_Set task_: Copy out every line of the entries below word for word, leaving out the pictures.

[Collection entries]
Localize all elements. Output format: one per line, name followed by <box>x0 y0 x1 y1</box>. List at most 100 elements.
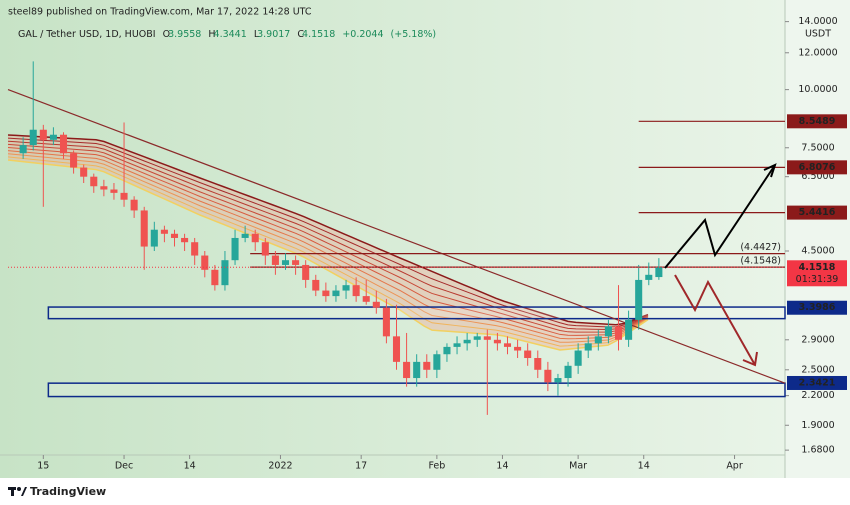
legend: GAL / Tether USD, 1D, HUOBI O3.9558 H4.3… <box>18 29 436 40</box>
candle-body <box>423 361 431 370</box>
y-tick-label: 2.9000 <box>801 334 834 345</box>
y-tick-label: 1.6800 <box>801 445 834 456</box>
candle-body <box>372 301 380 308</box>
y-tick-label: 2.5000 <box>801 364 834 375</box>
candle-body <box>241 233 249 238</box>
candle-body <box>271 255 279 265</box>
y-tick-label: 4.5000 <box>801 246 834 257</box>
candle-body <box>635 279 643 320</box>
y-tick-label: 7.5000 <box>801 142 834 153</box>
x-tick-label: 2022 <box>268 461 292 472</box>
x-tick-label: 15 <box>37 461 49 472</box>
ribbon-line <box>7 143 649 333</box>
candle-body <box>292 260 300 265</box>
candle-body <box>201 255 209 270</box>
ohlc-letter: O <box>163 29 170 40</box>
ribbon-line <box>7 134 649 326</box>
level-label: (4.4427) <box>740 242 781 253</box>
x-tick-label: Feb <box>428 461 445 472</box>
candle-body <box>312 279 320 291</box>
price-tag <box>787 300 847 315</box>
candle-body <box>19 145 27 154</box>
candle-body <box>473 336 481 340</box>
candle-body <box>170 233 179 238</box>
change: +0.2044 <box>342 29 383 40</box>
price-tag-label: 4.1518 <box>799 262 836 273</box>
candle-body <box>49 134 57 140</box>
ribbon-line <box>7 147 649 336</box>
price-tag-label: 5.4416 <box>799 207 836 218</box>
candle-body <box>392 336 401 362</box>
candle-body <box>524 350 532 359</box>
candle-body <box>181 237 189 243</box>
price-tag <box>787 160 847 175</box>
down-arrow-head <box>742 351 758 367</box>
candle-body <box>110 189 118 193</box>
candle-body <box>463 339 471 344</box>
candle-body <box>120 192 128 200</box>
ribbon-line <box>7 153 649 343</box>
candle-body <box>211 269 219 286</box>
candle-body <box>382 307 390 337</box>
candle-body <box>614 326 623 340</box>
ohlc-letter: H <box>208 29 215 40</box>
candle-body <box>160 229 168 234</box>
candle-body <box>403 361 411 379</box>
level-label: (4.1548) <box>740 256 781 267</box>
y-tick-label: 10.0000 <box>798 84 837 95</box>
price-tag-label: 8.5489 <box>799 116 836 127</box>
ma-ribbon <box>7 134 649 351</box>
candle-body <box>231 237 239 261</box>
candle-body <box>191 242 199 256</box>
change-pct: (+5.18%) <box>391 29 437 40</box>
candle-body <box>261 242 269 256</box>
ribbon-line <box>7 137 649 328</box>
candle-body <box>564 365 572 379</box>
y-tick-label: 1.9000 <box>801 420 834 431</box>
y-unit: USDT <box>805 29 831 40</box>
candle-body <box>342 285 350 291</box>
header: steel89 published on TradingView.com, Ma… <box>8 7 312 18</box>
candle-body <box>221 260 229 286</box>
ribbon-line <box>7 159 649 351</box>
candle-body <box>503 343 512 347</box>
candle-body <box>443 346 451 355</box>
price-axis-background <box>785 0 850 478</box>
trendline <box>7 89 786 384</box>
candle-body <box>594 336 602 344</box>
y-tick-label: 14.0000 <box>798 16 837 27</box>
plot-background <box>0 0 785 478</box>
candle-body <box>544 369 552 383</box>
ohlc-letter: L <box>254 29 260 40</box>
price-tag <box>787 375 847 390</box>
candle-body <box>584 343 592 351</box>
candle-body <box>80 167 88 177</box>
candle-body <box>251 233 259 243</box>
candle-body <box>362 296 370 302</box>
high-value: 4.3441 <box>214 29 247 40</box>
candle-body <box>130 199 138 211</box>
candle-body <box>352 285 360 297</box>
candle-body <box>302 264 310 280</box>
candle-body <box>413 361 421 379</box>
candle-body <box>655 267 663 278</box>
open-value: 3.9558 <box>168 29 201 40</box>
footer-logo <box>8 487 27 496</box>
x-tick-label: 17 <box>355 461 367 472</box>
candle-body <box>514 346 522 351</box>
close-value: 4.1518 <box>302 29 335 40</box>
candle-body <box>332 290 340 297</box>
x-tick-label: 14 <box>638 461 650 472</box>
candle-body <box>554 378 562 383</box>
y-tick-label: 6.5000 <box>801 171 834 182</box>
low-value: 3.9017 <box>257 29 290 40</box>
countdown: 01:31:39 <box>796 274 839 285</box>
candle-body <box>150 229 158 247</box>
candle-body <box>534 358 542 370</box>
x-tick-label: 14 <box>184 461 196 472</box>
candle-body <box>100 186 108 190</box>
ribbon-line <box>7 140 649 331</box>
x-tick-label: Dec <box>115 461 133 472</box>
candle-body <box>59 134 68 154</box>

_Written solution_:
Localize all elements. Output format: one per line, name followed by <box>x0 y0 x1 y1</box>. List at most 100 elements.
legend: GAL / Tether USD, 1D, HUOBI O3.9558 H4.3… <box>18 29 436 40</box>
candle-body <box>423 361 431 370</box>
y-tick-label: 2.9000 <box>801 334 834 345</box>
y-tick-label: 1.6800 <box>801 445 834 456</box>
candle-body <box>372 301 380 308</box>
y-tick-label: 2.5000 <box>801 364 834 375</box>
candle-body <box>241 233 249 238</box>
candle-body <box>271 255 279 265</box>
y-tick-label: 4.5000 <box>801 246 834 257</box>
candle-body <box>635 279 643 320</box>
y-tick-label: 7.5000 <box>801 142 834 153</box>
x-tick-label: 2022 <box>268 461 292 472</box>
x-tick-label: 15 <box>37 461 49 472</box>
ribbon-line <box>7 143 649 333</box>
candle-body <box>292 260 300 265</box>
candle-body <box>201 255 209 270</box>
ohlc-letter: O <box>163 29 170 40</box>
ribbon-line <box>7 134 649 326</box>
level-label: (4.4427) <box>740 242 781 253</box>
x-tick-label: Feb <box>428 461 445 472</box>
candle-body <box>312 279 320 291</box>
price-tag <box>787 300 847 315</box>
candle-body <box>19 145 27 154</box>
candle-body <box>473 336 481 340</box>
candle-body <box>170 233 179 238</box>
change: +0.2044 <box>342 29 383 40</box>
price-tag-label: 4.1518 <box>799 262 836 273</box>
candle-body <box>49 134 57 140</box>
ribbon-line <box>7 147 649 336</box>
price-tag-label: 5.4416 <box>799 207 836 218</box>
candle-body <box>392 336 401 362</box>
candle-body <box>524 350 532 359</box>
candle-body <box>181 237 189 243</box>
price-tag <box>787 160 847 175</box>
down-arrow-head <box>742 351 758 367</box>
candle-body <box>110 189 118 193</box>
candle-body <box>463 339 471 344</box>
candle-body <box>120 192 128 200</box>
ribbon-line <box>7 153 649 343</box>
candle-body <box>211 269 219 286</box>
candle-body <box>382 307 390 337</box>
candle-body <box>614 326 623 340</box>
ohlc-letter: H <box>208 29 215 40</box>
candle-body <box>160 229 168 234</box>
candle-body <box>403 361 411 379</box>
level-label: (4.1548) <box>740 256 781 267</box>
y-tick-label: 10.0000 <box>798 84 837 95</box>
price-tag-label: 8.5489 <box>799 116 836 127</box>
ma-ribbon <box>7 134 649 351</box>
candle-body <box>231 237 239 261</box>
candle-body <box>191 242 199 256</box>
change-pct: (+5.18%) <box>391 29 437 40</box>
candle-body <box>261 242 269 256</box>
ribbon-line <box>7 137 649 328</box>
candle-body <box>564 365 572 379</box>
y-tick-label: 1.9000 <box>801 420 834 431</box>
y-unit: USDT <box>805 29 831 40</box>
candle-body <box>342 285 350 291</box>
header: steel89 published on TradingView.com, Ma… <box>8 7 312 18</box>
candle-body <box>221 260 229 286</box>
ribbon-line <box>7 159 649 351</box>
candle-body <box>503 343 512 347</box>
candle-body <box>443 346 451 355</box>
price-axis-background <box>785 0 850 478</box>
trendline <box>7 89 786 384</box>
candle-body <box>594 336 602 344</box>
y-tick-label: 14.0000 <box>798 16 837 27</box>
plot-background <box>0 0 785 478</box>
candle-body <box>544 369 552 383</box>
ohlc-letter: L <box>254 29 260 40</box>
price-tag <box>787 375 847 390</box>
candle-body <box>584 343 592 351</box>
candle-body <box>80 167 88 177</box>
candle-body <box>251 233 259 243</box>
candle-body <box>362 296 370 302</box>
high-value: 4.3441 <box>214 29 247 40</box>
candle-body <box>130 199 138 211</box>
candle-body <box>352 285 360 297</box>
candle-body <box>302 264 310 280</box>
candle-body <box>413 361 421 379</box>
candle-body <box>655 267 663 278</box>
open-value: 3.9558 <box>168 29 201 40</box>
footer-logo <box>8 487 27 496</box>
x-tick-label: 17 <box>355 461 367 472</box>
candle-body <box>514 346 522 351</box>
close-value: 4.1518 <box>302 29 335 40</box>
candle-body <box>332 290 340 297</box>
x-tick-label: 14 <box>638 461 650 472</box>
candle-body <box>554 378 562 383</box>
y-tick-label: 6.5000 <box>801 171 834 182</box>
low-value: 3.9017 <box>257 29 290 40</box>
countdown: 01:31:39 <box>796 274 839 285</box>
candle-body <box>150 229 158 247</box>
candle-body <box>534 358 542 370</box>
x-tick-label: 14 <box>184 461 196 472</box>
candle-body <box>100 186 108 190</box>
ribbon-line <box>7 140 649 331</box>
x-tick-label: Dec <box>115 461 133 472</box>
candle-body <box>59 134 68 154</box>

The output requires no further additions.